§ **WHAT TO PRODUCE**:
Every line that includes the word "name" is to be listed.
-- START MATERIALS PROVIDED --
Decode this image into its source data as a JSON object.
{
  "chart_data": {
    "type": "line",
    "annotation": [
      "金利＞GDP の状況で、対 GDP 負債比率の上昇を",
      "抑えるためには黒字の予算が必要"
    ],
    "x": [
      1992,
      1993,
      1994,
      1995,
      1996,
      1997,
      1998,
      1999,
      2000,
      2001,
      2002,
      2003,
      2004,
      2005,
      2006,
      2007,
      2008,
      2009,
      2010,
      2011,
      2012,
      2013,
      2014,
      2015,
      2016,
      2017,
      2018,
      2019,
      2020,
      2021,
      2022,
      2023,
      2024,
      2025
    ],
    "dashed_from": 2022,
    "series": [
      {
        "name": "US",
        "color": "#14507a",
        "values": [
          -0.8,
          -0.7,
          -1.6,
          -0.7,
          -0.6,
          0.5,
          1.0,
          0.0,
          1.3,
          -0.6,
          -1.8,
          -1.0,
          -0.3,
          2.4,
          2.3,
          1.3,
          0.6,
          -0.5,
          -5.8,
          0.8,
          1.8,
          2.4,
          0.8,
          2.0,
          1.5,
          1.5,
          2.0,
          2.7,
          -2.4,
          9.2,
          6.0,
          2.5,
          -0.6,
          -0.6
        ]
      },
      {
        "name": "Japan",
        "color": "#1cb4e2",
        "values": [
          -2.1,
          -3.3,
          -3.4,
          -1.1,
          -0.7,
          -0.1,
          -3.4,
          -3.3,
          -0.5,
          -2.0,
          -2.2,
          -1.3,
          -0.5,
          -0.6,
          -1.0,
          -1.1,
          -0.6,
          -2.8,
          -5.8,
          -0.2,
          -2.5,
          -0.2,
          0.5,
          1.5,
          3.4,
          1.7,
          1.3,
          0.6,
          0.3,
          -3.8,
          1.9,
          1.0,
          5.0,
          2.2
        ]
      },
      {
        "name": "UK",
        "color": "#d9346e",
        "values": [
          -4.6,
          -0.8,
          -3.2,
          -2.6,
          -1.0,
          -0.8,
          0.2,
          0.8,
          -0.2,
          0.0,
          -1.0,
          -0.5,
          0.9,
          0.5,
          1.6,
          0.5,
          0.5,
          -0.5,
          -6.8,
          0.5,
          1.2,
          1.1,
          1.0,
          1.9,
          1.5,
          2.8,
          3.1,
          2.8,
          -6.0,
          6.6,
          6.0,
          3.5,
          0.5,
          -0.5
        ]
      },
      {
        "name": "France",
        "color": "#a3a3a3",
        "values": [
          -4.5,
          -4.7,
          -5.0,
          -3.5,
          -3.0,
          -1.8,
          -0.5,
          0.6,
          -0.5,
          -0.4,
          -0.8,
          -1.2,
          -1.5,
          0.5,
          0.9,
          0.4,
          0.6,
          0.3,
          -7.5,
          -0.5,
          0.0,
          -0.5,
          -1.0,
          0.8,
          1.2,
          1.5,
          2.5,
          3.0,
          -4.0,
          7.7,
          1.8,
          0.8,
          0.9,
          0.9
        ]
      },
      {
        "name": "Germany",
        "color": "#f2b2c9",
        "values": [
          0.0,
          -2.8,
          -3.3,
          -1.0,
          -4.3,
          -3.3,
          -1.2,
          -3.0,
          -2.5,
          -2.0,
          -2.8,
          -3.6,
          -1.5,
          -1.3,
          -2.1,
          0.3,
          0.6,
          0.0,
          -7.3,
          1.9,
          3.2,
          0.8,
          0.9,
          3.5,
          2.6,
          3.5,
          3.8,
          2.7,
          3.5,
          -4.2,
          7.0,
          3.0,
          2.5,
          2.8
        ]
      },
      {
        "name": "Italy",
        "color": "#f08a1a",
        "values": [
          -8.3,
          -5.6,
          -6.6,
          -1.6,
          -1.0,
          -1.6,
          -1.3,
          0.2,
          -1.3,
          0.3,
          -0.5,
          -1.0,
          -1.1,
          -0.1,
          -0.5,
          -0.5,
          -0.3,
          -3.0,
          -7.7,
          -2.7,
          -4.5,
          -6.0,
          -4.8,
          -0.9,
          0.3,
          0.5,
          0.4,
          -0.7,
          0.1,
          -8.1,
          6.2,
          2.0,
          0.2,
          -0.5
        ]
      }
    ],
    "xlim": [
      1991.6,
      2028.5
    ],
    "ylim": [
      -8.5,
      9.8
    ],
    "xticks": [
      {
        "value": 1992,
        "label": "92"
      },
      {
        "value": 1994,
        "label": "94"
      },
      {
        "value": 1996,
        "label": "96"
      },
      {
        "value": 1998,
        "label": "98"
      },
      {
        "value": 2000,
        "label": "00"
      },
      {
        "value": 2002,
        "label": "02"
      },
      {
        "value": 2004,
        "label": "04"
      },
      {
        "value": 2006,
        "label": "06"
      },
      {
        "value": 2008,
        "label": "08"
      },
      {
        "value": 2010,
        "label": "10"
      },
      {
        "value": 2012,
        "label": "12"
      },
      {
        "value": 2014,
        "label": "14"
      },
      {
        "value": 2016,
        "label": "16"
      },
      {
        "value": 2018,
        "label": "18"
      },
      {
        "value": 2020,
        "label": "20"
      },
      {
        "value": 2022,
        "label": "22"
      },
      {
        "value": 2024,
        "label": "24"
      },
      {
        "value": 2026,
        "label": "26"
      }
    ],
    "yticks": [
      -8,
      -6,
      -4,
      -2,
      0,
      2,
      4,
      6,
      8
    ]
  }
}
-- END MATERIALS PROVIDED --
§ **EXERCISE SOLUTION**:
        "name": "US",
        "name": "Japan",
        "name": "UK",
        "name": "France",
        "name": "Germany",
        "name": "Italy",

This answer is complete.